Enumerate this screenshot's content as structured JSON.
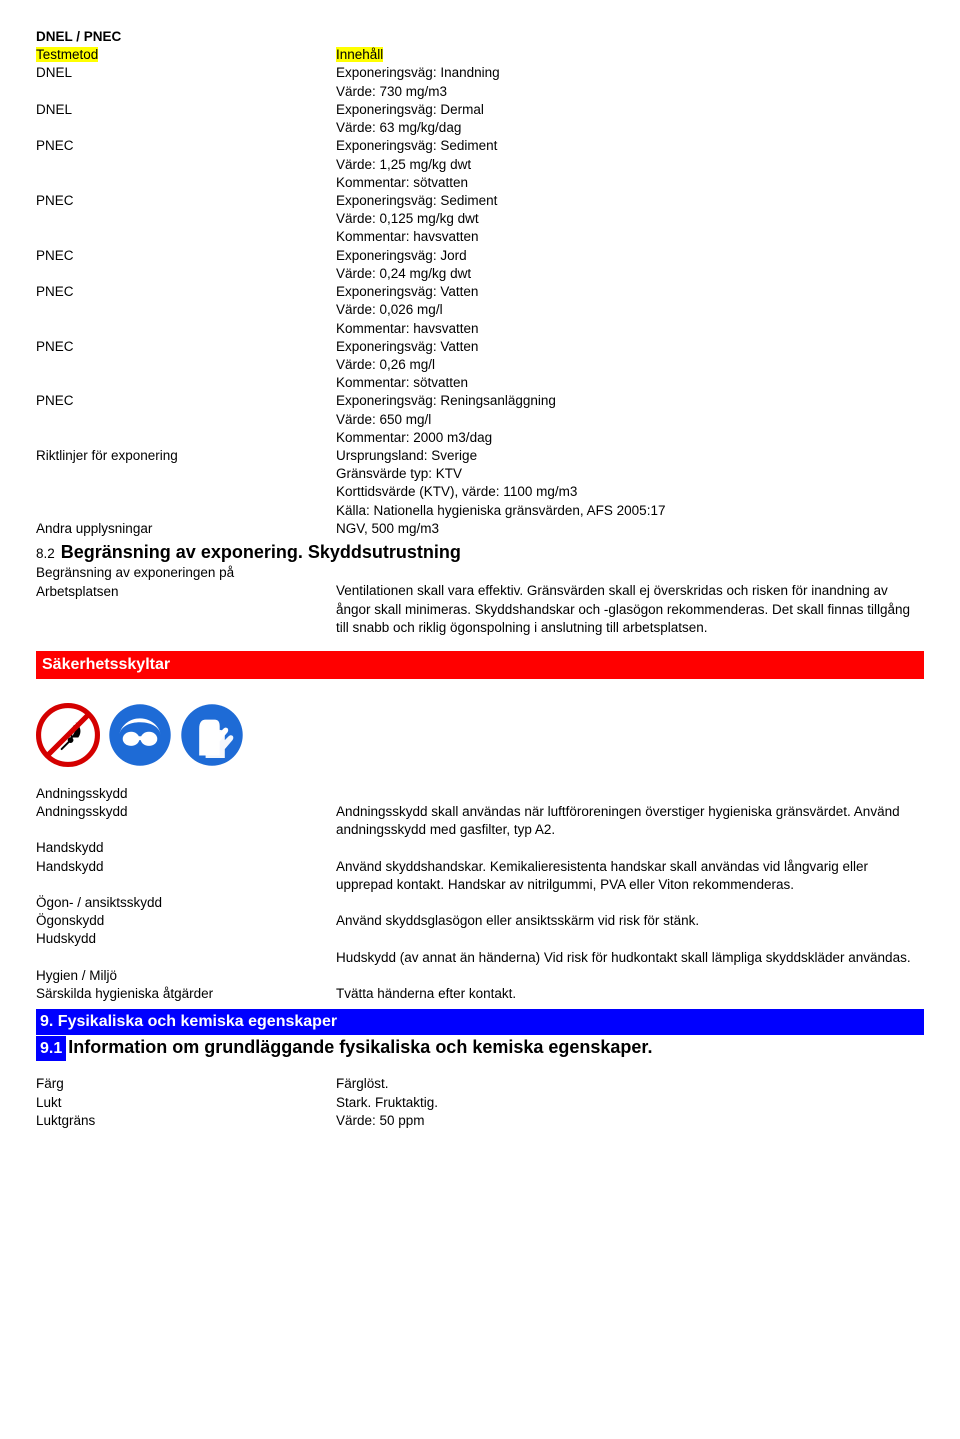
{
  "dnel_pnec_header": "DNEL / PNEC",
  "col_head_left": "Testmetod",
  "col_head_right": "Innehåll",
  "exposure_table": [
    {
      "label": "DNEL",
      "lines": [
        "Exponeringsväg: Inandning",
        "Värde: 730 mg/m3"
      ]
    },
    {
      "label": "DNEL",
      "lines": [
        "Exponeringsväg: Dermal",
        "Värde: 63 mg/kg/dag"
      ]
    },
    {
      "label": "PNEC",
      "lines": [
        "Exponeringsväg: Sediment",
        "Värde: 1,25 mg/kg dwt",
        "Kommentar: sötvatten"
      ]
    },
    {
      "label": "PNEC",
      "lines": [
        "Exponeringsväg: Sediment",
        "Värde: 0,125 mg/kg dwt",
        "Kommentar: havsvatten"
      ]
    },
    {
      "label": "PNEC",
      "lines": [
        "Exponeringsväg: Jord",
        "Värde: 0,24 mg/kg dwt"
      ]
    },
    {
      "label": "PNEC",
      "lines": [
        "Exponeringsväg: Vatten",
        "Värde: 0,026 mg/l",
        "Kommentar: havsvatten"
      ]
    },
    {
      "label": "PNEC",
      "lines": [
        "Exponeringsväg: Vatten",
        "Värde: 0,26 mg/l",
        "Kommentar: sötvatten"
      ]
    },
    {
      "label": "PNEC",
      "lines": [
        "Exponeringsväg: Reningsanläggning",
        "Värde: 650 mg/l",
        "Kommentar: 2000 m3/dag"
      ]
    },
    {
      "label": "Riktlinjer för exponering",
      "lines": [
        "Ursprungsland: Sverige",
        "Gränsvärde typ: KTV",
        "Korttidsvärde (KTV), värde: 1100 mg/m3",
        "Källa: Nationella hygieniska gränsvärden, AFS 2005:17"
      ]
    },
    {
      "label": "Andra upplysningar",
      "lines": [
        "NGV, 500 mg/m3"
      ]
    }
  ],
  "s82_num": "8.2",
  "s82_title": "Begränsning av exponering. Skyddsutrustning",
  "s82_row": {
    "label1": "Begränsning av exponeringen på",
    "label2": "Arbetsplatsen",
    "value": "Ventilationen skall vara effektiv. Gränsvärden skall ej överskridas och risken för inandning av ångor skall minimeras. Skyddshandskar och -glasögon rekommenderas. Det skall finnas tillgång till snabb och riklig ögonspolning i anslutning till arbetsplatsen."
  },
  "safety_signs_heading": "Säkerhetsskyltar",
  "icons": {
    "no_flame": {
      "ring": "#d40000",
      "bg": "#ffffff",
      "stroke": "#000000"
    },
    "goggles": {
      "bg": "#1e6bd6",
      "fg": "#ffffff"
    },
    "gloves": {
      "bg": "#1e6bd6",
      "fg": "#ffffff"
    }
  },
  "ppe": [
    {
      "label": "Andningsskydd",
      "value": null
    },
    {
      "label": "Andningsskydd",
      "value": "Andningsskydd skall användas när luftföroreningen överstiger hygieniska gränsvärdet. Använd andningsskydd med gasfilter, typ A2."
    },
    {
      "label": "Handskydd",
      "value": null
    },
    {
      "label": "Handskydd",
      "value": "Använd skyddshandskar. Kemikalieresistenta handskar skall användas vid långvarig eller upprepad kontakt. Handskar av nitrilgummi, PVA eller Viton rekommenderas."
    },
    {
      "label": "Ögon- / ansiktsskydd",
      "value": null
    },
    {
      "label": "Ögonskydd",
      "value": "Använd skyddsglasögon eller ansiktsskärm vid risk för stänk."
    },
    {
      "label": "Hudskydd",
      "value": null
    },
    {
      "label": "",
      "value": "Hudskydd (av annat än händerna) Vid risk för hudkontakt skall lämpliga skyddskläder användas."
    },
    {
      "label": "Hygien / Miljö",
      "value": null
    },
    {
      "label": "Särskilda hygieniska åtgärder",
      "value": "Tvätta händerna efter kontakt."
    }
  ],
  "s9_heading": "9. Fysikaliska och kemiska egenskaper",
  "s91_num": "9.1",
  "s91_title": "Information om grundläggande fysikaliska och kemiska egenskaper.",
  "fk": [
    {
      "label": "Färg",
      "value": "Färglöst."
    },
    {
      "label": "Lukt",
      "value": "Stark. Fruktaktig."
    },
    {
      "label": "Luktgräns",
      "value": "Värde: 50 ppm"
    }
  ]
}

→ TASK PROMPT
Print each of the records above exactly as written, leaving no picture in the copy.

→ WRITTEN RESPONSE
Enumerate this screenshot's content as structured JSON.
{
  "dnel_pnec_header": "DNEL / PNEC",
  "col_head_left": "Testmetod",
  "col_head_right": "Innehåll",
  "exposure_table": [
    {
      "label": "DNEL",
      "lines": [
        "Exponeringsväg: Inandning",
        "Värde: 730 mg/m3"
      ]
    },
    {
      "label": "DNEL",
      "lines": [
        "Exponeringsväg: Dermal",
        "Värde: 63 mg/kg/dag"
      ]
    },
    {
      "label": "PNEC",
      "lines": [
        "Exponeringsväg: Sediment",
        "Värde: 1,25 mg/kg dwt",
        "Kommentar: sötvatten"
      ]
    },
    {
      "label": "PNEC",
      "lines": [
        "Exponeringsväg: Sediment",
        "Värde: 0,125 mg/kg dwt",
        "Kommentar: havsvatten"
      ]
    },
    {
      "label": "PNEC",
      "lines": [
        "Exponeringsväg: Jord",
        "Värde: 0,24 mg/kg dwt"
      ]
    },
    {
      "label": "PNEC",
      "lines": [
        "Exponeringsväg: Vatten",
        "Värde: 0,026 mg/l",
        "Kommentar: havsvatten"
      ]
    },
    {
      "label": "PNEC",
      "lines": [
        "Exponeringsväg: Vatten",
        "Värde: 0,26 mg/l",
        "Kommentar: sötvatten"
      ]
    },
    {
      "label": "PNEC",
      "lines": [
        "Exponeringsväg: Reningsanläggning",
        "Värde: 650 mg/l",
        "Kommentar: 2000 m3/dag"
      ]
    },
    {
      "label": "Riktlinjer för exponering",
      "lines": [
        "Ursprungsland: Sverige",
        "Gränsvärde typ: KTV",
        "Korttidsvärde (KTV), värde: 1100 mg/m3",
        "Källa: Nationella hygieniska gränsvärden, AFS 2005:17"
      ]
    },
    {
      "label": "Andra upplysningar",
      "lines": [
        "NGV, 500 mg/m3"
      ]
    }
  ],
  "s82_num": "8.2",
  "s82_title": "Begränsning av exponering. Skyddsutrustning",
  "s82_row": {
    "label1": "Begränsning av exponeringen på",
    "label2": "Arbetsplatsen",
    "value": "Ventilationen skall vara effektiv. Gränsvärden skall ej överskridas och risken för inandning av ångor skall minimeras. Skyddshandskar och -glasögon rekommenderas. Det skall finnas tillgång till snabb och riklig ögonspolning i anslutning till arbetsplatsen."
  },
  "safety_signs_heading": "Säkerhetsskyltar",
  "icons": {
    "no_flame": {
      "ring": "#d40000",
      "bg": "#ffffff",
      "stroke": "#000000"
    },
    "goggles": {
      "bg": "#1e6bd6",
      "fg": "#ffffff"
    },
    "gloves": {
      "bg": "#1e6bd6",
      "fg": "#ffffff"
    }
  },
  "ppe": [
    {
      "label": "Andningsskydd",
      "value": null
    },
    {
      "label": "Andningsskydd",
      "value": "Andningsskydd skall användas när luftföroreningen överstiger hygieniska gränsvärdet. Använd andningsskydd med gasfilter, typ A2."
    },
    {
      "label": "Handskydd",
      "value": null
    },
    {
      "label": "Handskydd",
      "value": "Använd skyddshandskar. Kemikalieresistenta handskar skall användas vid långvarig eller upprepad kontakt. Handskar av nitrilgummi, PVA eller Viton rekommenderas."
    },
    {
      "label": "Ögon- / ansiktsskydd",
      "value": null
    },
    {
      "label": "Ögonskydd",
      "value": "Använd skyddsglasögon eller ansiktsskärm vid risk för stänk."
    },
    {
      "label": "Hudskydd",
      "value": null
    },
    {
      "label": "",
      "value": "Hudskydd (av annat än händerna) Vid risk för hudkontakt skall lämpliga skyddskläder användas."
    },
    {
      "label": "Hygien / Miljö",
      "value": null
    },
    {
      "label": "Särskilda hygieniska åtgärder",
      "value": "Tvätta händerna efter kontakt."
    }
  ],
  "s9_heading": "9. Fysikaliska och kemiska egenskaper",
  "s91_num": "9.1",
  "s91_title": "Information om grundläggande fysikaliska och kemiska egenskaper.",
  "fk": [
    {
      "label": "Färg",
      "value": "Färglöst."
    },
    {
      "label": "Lukt",
      "value": "Stark. Fruktaktig."
    },
    {
      "label": "Luktgräns",
      "value": "Värde: 50 ppm"
    }
  ]
}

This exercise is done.